» EXERCISE AIM:
Look for the string "this" and copy every line that has it.

Excerpt from a dataset:
* start *
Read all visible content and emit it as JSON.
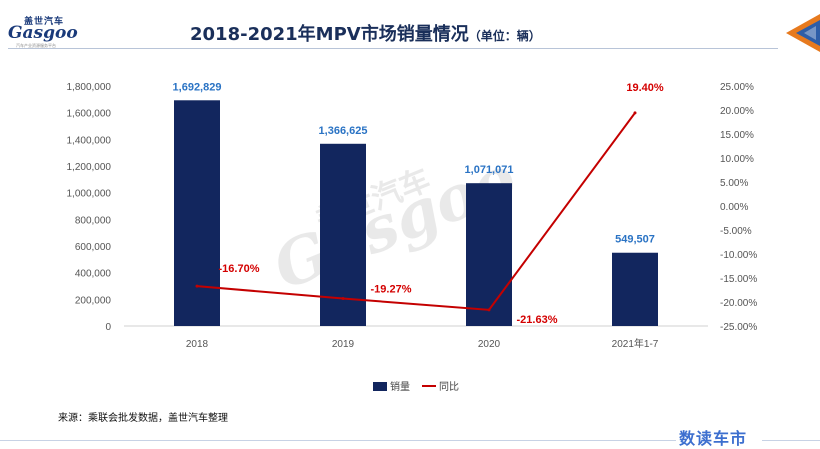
{
  "header": {
    "logo_cn": "盖世汽车",
    "logo_en": "Gasgoo",
    "logo_sub": "汽车产业资源服务平台",
    "title": "2018-2021年MPV市场销量情况",
    "title_unit": "（单位：辆）"
  },
  "footer": {
    "source": "来源：乘联会批发数据，盖世汽车整理",
    "brand": "数读车市"
  },
  "colors": {
    "bar": "#12265e",
    "line": "#c40000",
    "bar_label": "#2a73c4",
    "line_label": "#d40000",
    "axis_text": "#555555"
  },
  "chart_data": {
    "type": "bar+line",
    "title": "2018-2021年MPV市场销量情况",
    "categories": [
      "2018",
      "2019",
      "2020",
      "2021年1-7"
    ],
    "series": [
      {
        "name": "销量",
        "type": "bar",
        "axis": "left",
        "values": [
          1692829,
          1366625,
          1071071,
          549507
        ],
        "labels": [
          "1,692,829",
          "1,366,625",
          "1,071,071",
          "549,507"
        ]
      },
      {
        "name": "同比",
        "type": "line",
        "axis": "right",
        "values": [
          -16.7,
          -19.27,
          -21.63,
          19.4
        ],
        "labels": [
          "-16.70%",
          "-19.27%",
          "-21.63%",
          "19.40%"
        ]
      }
    ],
    "y_left": {
      "min": 0,
      "max": 1800000,
      "step": 200000,
      "ticks": [
        "0",
        "200,000",
        "400,000",
        "600,000",
        "800,000",
        "1,000,000",
        "1,200,000",
        "1,400,000",
        "1,600,000",
        "1,800,000"
      ]
    },
    "y_right": {
      "min": -25,
      "max": 25,
      "step": 5,
      "ticks": [
        "-25.00%",
        "-20.00%",
        "-15.00%",
        "-10.00%",
        "-5.00%",
        "0.00%",
        "5.00%",
        "10.00%",
        "15.00%",
        "20.00%",
        "25.00%"
      ]
    },
    "legend": [
      "销量",
      "同比"
    ],
    "legend_position": "bottom",
    "grid": false,
    "watermark": [
      "盖世汽车",
      "Gasgoo"
    ]
  }
}
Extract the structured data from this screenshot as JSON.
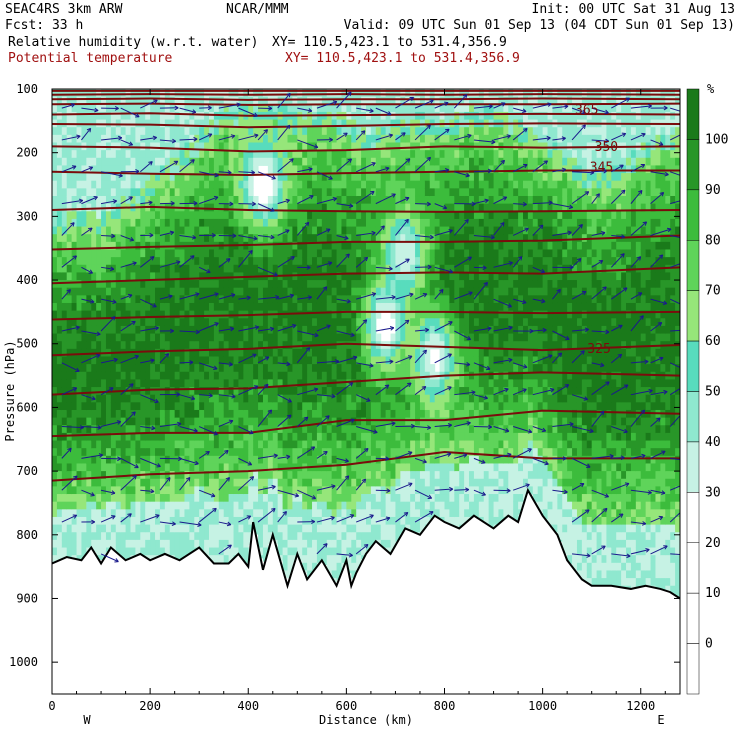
{
  "header": {
    "line1_left": "SEAC4RS  3km ARW",
    "line1_center": "NCAR/MMM",
    "line1_right": "Init: 00 UTC Sat 31 Aug 13",
    "line2_left": "Fcst:   33 h",
    "line2_right": "Valid: 09 UTC Sun 01 Sep 13 (04 CDT Sun 01 Sep 13)",
    "line3_left": "Relative humidity (w.r.t. water)",
    "line3_right": "XY= 110.5,423.1 to 531.4,356.9",
    "line4_left": "Potential temperature",
    "line4_right": "XY= 110.5,423.1 to 531.4,356.9"
  },
  "colors": {
    "rh_text": "#000000",
    "theta_text": "#a01010",
    "theta_contour": "#7a0c0c",
    "wind_arrows": "#1a1a8c",
    "terrain_line": "#000000"
  },
  "chart_data": {
    "type": "heatmap",
    "subtype": "vertical cross-section",
    "xlabel": "Distance (km)",
    "ylabel": "Pressure (hPa)",
    "xlim": [
      0,
      1280
    ],
    "ylim": [
      1050,
      100
    ],
    "x_ticks": [
      0,
      200,
      400,
      600,
      800,
      1000,
      1200
    ],
    "y_ticks": [
      100,
      200,
      300,
      400,
      500,
      600,
      700,
      800,
      900,
      1000
    ],
    "x_end_labels": {
      "left": "W",
      "right": "E"
    },
    "colorbar": {
      "unit": "%",
      "tick_labels": [
        100,
        90,
        80,
        70,
        60,
        50,
        40,
        30,
        20,
        10,
        0
      ],
      "levels": [
        {
          "min": -10,
          "max": 0,
          "color": "#ffffff"
        },
        {
          "min": 0,
          "max": 10,
          "color": "#ffffff"
        },
        {
          "min": 10,
          "max": 20,
          "color": "#ffffff"
        },
        {
          "min": 20,
          "max": 30,
          "color": "#ffffff"
        },
        {
          "min": 30,
          "max": 40,
          "color": "#c6f2e4"
        },
        {
          "min": 40,
          "max": 50,
          "color": "#8fe8cf"
        },
        {
          "min": 50,
          "max": 60,
          "color": "#58dcbd"
        },
        {
          "min": 60,
          "max": 70,
          "color": "#96e67a"
        },
        {
          "min": 70,
          "max": 80,
          "color": "#5fd45a"
        },
        {
          "min": 80,
          "max": 90,
          "color": "#3cbc3c"
        },
        {
          "min": 90,
          "max": 100,
          "color": "#289628"
        },
        {
          "min": 100,
          "max": 110,
          "color": "#1a7a1a"
        }
      ]
    },
    "theta_contour_labels": [
      {
        "text": "365",
        "x": 1090,
        "p": 133
      },
      {
        "text": "350",
        "x": 1130,
        "p": 191
      },
      {
        "text": "345",
        "x": 1120,
        "p": 223
      },
      {
        "text": "325",
        "x": 1115,
        "p": 508
      }
    ],
    "theta_contours": [
      {
        "x": [
          0,
          200,
          400,
          600,
          800,
          1000,
          1280
        ],
        "p": [
          103,
          103,
          103,
          103,
          103,
          103,
          103
        ]
      },
      {
        "x": [
          0,
          200,
          400,
          600,
          800,
          1000,
          1280
        ],
        "p": [
          109,
          108,
          109,
          108,
          109,
          108,
          109
        ]
      },
      {
        "x": [
          0,
          200,
          400,
          600,
          800,
          1000,
          1280
        ],
        "p": [
          116,
          115,
          117,
          116,
          116,
          115,
          116
        ]
      },
      {
        "x": [
          0,
          200,
          400,
          600,
          800,
          1000,
          1280
        ],
        "p": [
          124,
          123,
          125,
          124,
          124,
          124,
          123
        ]
      },
      {
        "x": [
          0,
          200,
          400,
          600,
          800,
          1000,
          1280
        ],
        "p": [
          140,
          138,
          142,
          141,
          140,
          139,
          140
        ]
      },
      {
        "x": [
          0,
          200,
          400,
          600,
          800,
          1000,
          1280
        ],
        "p": [
          155,
          156,
          160,
          158,
          155,
          154,
          155
        ]
      },
      {
        "x": [
          0,
          200,
          400,
          600,
          800,
          1000,
          1280
        ],
        "p": [
          190,
          192,
          198,
          196,
          190,
          192,
          190
        ]
      },
      {
        "x": [
          0,
          200,
          400,
          600,
          800,
          1000,
          1280
        ],
        "p": [
          230,
          233,
          235,
          232,
          230,
          228,
          228
        ]
      },
      {
        "x": [
          0,
          200,
          400,
          600,
          800,
          1000,
          1280
        ],
        "p": [
          290,
          285,
          290,
          292,
          293,
          292,
          290
        ]
      },
      {
        "x": [
          0,
          200,
          400,
          600,
          800,
          1000,
          1280
        ],
        "p": [
          352,
          348,
          345,
          340,
          340,
          338,
          330
        ]
      },
      {
        "x": [
          0,
          200,
          400,
          600,
          800,
          1000,
          1280
        ],
        "p": [
          405,
          400,
          395,
          390,
          388,
          390,
          380
        ]
      },
      {
        "x": [
          0,
          200,
          400,
          600,
          800,
          1000,
          1280
        ],
        "p": [
          462,
          458,
          455,
          450,
          450,
          452,
          450
        ]
      },
      {
        "x": [
          0,
          200,
          400,
          600,
          800,
          1000,
          1280
        ],
        "p": [
          518,
          512,
          508,
          500,
          505,
          510,
          502
        ]
      },
      {
        "x": [
          0,
          200,
          400,
          600,
          800,
          1000,
          1280
        ],
        "p": [
          580,
          572,
          570,
          560,
          550,
          545,
          550
        ]
      },
      {
        "x": [
          0,
          200,
          400,
          600,
          800,
          1000,
          1280
        ],
        "p": [
          645,
          640,
          640,
          620,
          620,
          605,
          610
        ]
      },
      {
        "x": [
          0,
          200,
          400,
          600,
          800,
          1000,
          1280
        ],
        "p": [
          715,
          705,
          700,
          690,
          670,
          680,
          680
        ]
      }
    ],
    "terrain_surface": {
      "x": [
        0,
        30,
        60,
        80,
        100,
        120,
        150,
        180,
        200,
        230,
        260,
        300,
        330,
        360,
        380,
        400,
        410,
        430,
        450,
        480,
        500,
        520,
        550,
        580,
        600,
        610,
        620,
        640,
        660,
        690,
        720,
        750,
        780,
        800,
        830,
        860,
        900,
        930,
        950,
        970,
        1000,
        1030,
        1050,
        1080,
        1100,
        1140,
        1180,
        1210,
        1240,
        1260,
        1280
      ],
      "p": [
        845,
        835,
        840,
        820,
        845,
        820,
        840,
        830,
        840,
        830,
        840,
        820,
        845,
        845,
        830,
        850,
        780,
        855,
        800,
        880,
        830,
        870,
        840,
        880,
        840,
        880,
        860,
        830,
        810,
        830,
        790,
        800,
        770,
        780,
        790,
        770,
        790,
        770,
        780,
        730,
        770,
        800,
        840,
        870,
        880,
        880,
        885,
        880,
        885,
        890,
        900
      ]
    },
    "humidity_cloud_top": {
      "x": [
        0,
        50,
        100,
        150,
        200,
        250,
        300,
        350,
        400,
        450,
        500,
        550,
        600,
        650,
        700,
        750,
        800,
        850,
        900,
        950,
        1000,
        1050,
        1100,
        1150,
        1200,
        1250,
        1280
      ],
      "p": [
        330,
        320,
        330,
        300,
        270,
        240,
        200,
        160,
        150,
        150,
        170,
        160,
        170,
        200,
        180,
        170,
        180,
        160,
        160,
        180,
        200,
        230,
        260,
        250,
        220,
        200,
        190
      ]
    },
    "dry_pockets": [
      {
        "x_center": 680,
        "p_center": 470,
        "rh": 20
      },
      {
        "x_center": 780,
        "p_center": 520,
        "rh": 25
      },
      {
        "x_center": 720,
        "p_center": 360,
        "rh": 30
      },
      {
        "x_center": 430,
        "p_center": 250,
        "rh": 20
      }
    ],
    "wind_vectors_note": "vertical-plane wind arrows across the section",
    "title": "",
    "grid": false
  }
}
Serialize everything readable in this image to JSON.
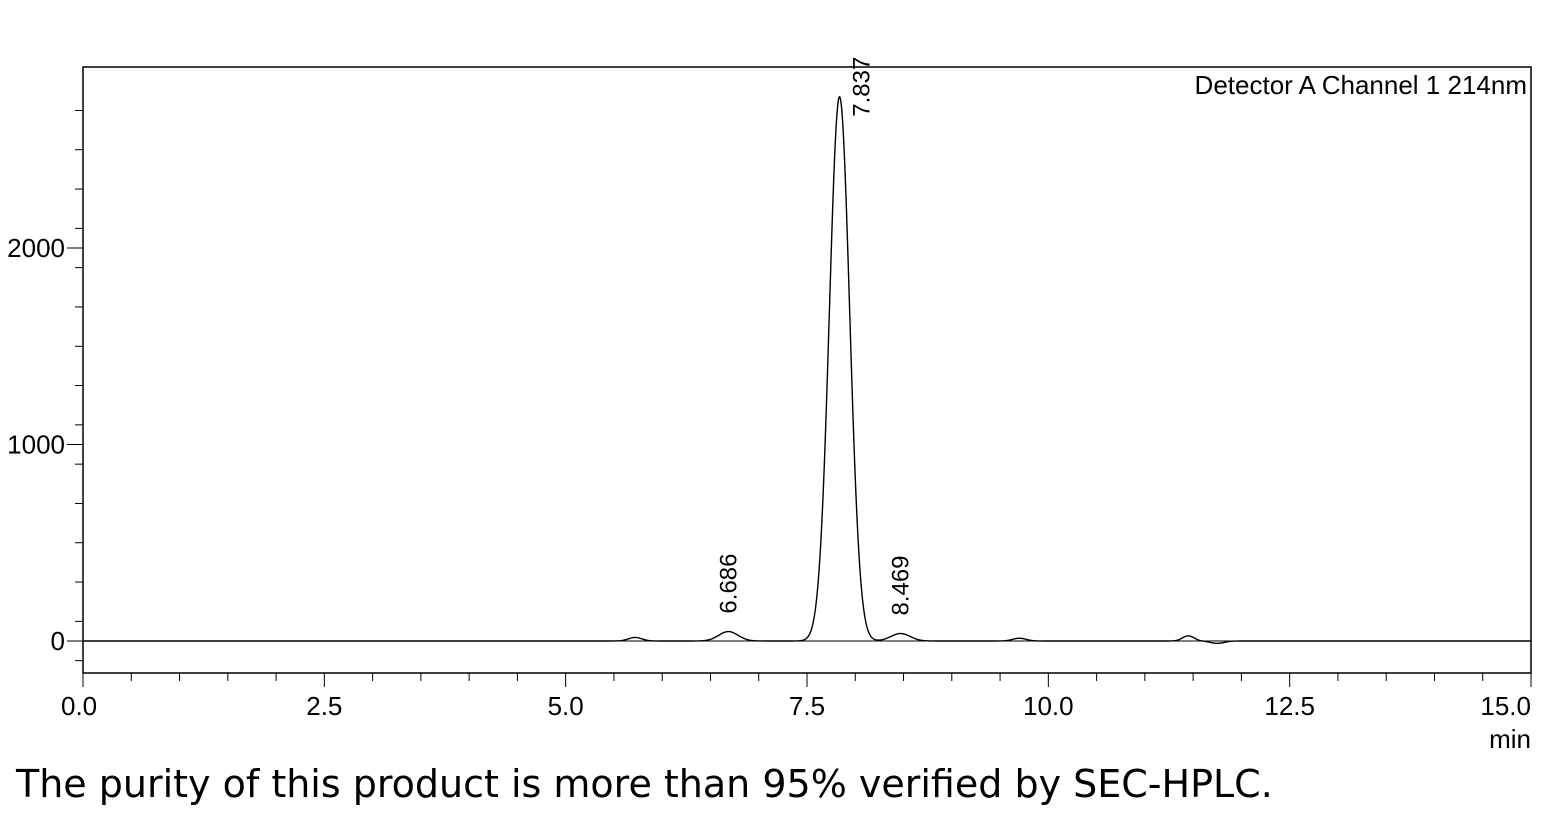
* end *
» CORRECT RESULT:
Extract the structured data from this screenshot as JSON.
Serialize everything readable in this image to JSON.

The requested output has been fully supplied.